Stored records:
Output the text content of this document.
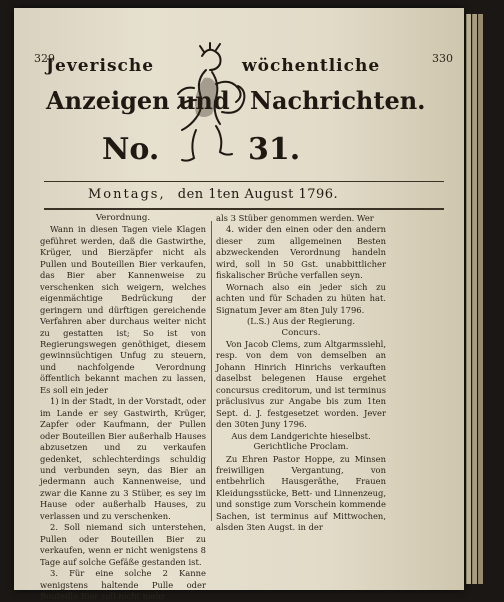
329	330
Jeverische	wöchentliche
Anzeigen und Nachrichten.
No.	31.
Montags, den 1ten August 1796.

Verordnung.

Wann in diesen Tagen viele Klagen geführet werden, daß die Gastwirthe, Krüger, und Bierzäpfer nicht als Pullen und Bouteillen Bier verkaufen, das Bier aber Kannenweise zu verschenken sich weigern, welches eigenmächtige Bedrückung der geringern und dürftigen gereichende Verfahren aber durchaus weiter nicht zu gestatten ist; So ist von Regierungswegen genöthiget, diesem gewinnsüchtigen Unfug zu steuern, und nachfolgende Verordnung öffentlich bekannt machen zu lassen, Es soll ein jeder

1) in der Stadt, in der Vorstadt, oder im Lande er sey Gastwirth, Krüger, Zapfer oder Kaufmann, der Pullen oder Bouteillen Bier außerhalb Hauses abzusetzen und zu verkaufen gedenket, schlechterdings schuldig und verbunden seyn, das Bier an jedermann auch Kannenweise, und zwar die Kanne zu 3 Stüber, es sey im Hause oder außerhalb Hauses, zu verlassen und zu verschenken.

2. Soll niemand sich unterstehen, Pullen oder Bouteillen Bier zu verkaufen, wenn er nicht wenigstens 8 Tage auf solche Gefäße gestanden ist.

3. Für eine solche 2 Kanne wenigstens haltende Pulle oder Bouteille Bier soll nicht mehr

als 3 Stüber genommen werden. Wer

4. wider den einen oder den andern dieser zum allgemeinen Besten abzweckenden Verordnung handeln wird, soll in 50 Gst. unabbittlicher fiskalischer Brüche verfallen seyn.

Wornach also ein jeder sich zu achten und für Schaden zu hüten hat. Signatum Jever am 8ten July 1796.

(L.S.) Aus der Regierung.

Concurs.

Von Jacob Clems, zum Altgarmssiehl, resp. von dem von demselben an Johann Hinrich Hinrichs verkauften daselbst belegenen Hause ergehet concursus creditorum, und ist terminus präclusivus zur Angabe bis zum 1ten Sept. d. J. festgesetzet worden. Jever den 30ten Juny 1796.

Aus dem Landgerichte hieselbst.

Gerichtliche Proclam.

Zu Ehren Pastor Hoppe, zu Minsen freiwilligen Vergantung, von entbehrlich Hausgeräthe, Frauen Kleidungsstücke, Bett- und Linnenzeug, und sonstige zum Vorschein kommende Sachen, ist terminus auf Mittwochen, alsden 3ten Augst. in der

PROBLEM DETAILS
Only text belongs in the copy: repeat each line of the data exactly and leave out the pictures.

SOLUTION BELOW
Output the text content of this document.
329	330
Jeverische	wöchentliche
Anzeigen und Nachrichten.
No.	31.
Montags, den 1ten August 1796.

Verordnung.

Wann in diesen Tagen viele Klagen geführet werden, daß die Gastwirthe, Krüger, und Bierzäpfer nicht als Pullen und Bouteillen Bier verkaufen, das Bier aber Kannenweise zu verschenken sich weigern, welches eigenmächtige Bedrückung der geringern und dürftigen gereichende Verfahren aber durchaus weiter nicht zu gestatten ist; So ist von Regierungswegen genöthiget, diesem gewinnsüchtigen Unfug zu steuern, und nachfolgende Verordnung öffentlich bekannt machen zu lassen, Es soll ein jeder

1) in der Stadt, in der Vorstadt, oder im Lande er sey Gastwirth, Krüger, Zapfer oder Kaufmann, der Pullen oder Bouteillen Bier außerhalb Hauses abzusetzen und zu verkaufen gedenket, schlechterdings schuldig und verbunden seyn, das Bier an jedermann auch Kannenweise, und zwar die Kanne zu 3 Stüber, es sey im Hause oder außerhalb Hauses, zu verlassen und zu verschenken.

2. Soll niemand sich unterstehen, Pullen oder Bouteillen Bier zu verkaufen, wenn er nicht wenigstens 8 Tage auf solche Gefäße gestanden ist.

3. Für eine solche 2 Kanne wenigstens haltende Pulle oder Bouteille Bier soll nicht mehr

als 3 Stüber genommen werden. Wer

4. wider den einen oder den andern dieser zum allgemeinen Besten abzweckenden Verordnung handeln wird, soll in 50 Gst. unabbittlicher fiskalischer Brüche verfallen seyn.

Wornach also ein jeder sich zu achten und für Schaden zu hüten hat. Signatum Jever am 8ten July 1796.

(L.S.) Aus der Regierung.

Concurs.

Von Jacob Clems, zum Altgarmssiehl, resp. von dem von demselben an Johann Hinrich Hinrichs verkauften daselbst belegenen Hause ergehet concursus creditorum, und ist terminus präclusivus zur Angabe bis zum 1ten Sept. d. J. festgesetzet worden. Jever den 30ten Juny 1796.

Aus dem Landgerichte hieselbst.

Gerichtliche Proclam.

Zu Ehren Pastor Hoppe, zu Minsen freiwilligen Vergantung, von entbehrlich Hausgeräthe, Frauen Kleidungsstücke, Bett- und Linnenzeug, und sonstige zum Vorschein kommende Sachen, ist terminus auf Mittwochen, alsden 3ten Augst. in der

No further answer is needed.